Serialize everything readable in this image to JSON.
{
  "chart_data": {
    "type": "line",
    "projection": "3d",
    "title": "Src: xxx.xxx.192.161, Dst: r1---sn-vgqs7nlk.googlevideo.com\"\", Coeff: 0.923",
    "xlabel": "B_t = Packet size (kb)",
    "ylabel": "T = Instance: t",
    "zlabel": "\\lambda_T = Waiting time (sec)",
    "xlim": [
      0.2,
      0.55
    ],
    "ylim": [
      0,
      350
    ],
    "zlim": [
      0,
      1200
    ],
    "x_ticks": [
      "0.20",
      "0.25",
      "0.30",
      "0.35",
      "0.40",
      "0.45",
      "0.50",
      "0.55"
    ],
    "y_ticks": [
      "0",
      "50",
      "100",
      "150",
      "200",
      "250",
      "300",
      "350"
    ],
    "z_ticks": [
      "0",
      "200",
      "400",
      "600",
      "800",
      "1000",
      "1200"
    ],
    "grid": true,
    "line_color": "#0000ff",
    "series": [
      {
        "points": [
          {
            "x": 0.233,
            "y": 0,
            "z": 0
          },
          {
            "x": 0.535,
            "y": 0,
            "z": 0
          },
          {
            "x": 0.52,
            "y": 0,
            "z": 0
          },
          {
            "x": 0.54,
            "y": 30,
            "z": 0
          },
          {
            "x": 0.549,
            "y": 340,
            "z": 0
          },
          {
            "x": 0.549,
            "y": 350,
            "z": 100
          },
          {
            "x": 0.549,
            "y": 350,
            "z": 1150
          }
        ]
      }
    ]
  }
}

########

WHAT YOU WILL DO: Repeat back the data above, exact to the last character.

RESULT FOR THIS EXERCISE:
Serialize everything readable in this image to JSON.
{
  "chart_data": {
    "type": "line",
    "projection": "3d",
    "title": "Src: xxx.xxx.192.161, Dst: r1---sn-vgqs7nlk.googlevideo.com\"\", Coeff: 0.923",
    "xlabel": "B_t = Packet size (kb)",
    "ylabel": "T = Instance: t",
    "zlabel": "\\lambda_T = Waiting time (sec)",
    "xlim": [
      0.2,
      0.55
    ],
    "ylim": [
      0,
      350
    ],
    "zlim": [
      0,
      1200
    ],
    "x_ticks": [
      "0.20",
      "0.25",
      "0.30",
      "0.35",
      "0.40",
      "0.45",
      "0.50",
      "0.55"
    ],
    "y_ticks": [
      "0",
      "50",
      "100",
      "150",
      "200",
      "250",
      "300",
      "350"
    ],
    "z_ticks": [
      "0",
      "200",
      "400",
      "600",
      "800",
      "1000",
      "1200"
    ],
    "grid": true,
    "line_color": "#0000ff",
    "series": [
      {
        "points": [
          {
            "x": 0.233,
            "y": 0,
            "z": 0
          },
          {
            "x": 0.535,
            "y": 0,
            "z": 0
          },
          {
            "x": 0.52,
            "y": 0,
            "z": 0
          },
          {
            "x": 0.54,
            "y": 30,
            "z": 0
          },
          {
            "x": 0.549,
            "y": 340,
            "z": 0
          },
          {
            "x": 0.549,
            "y": 350,
            "z": 100
          },
          {
            "x": 0.549,
            "y": 350,
            "z": 1150
          }
        ]
      }
    ]
  }
}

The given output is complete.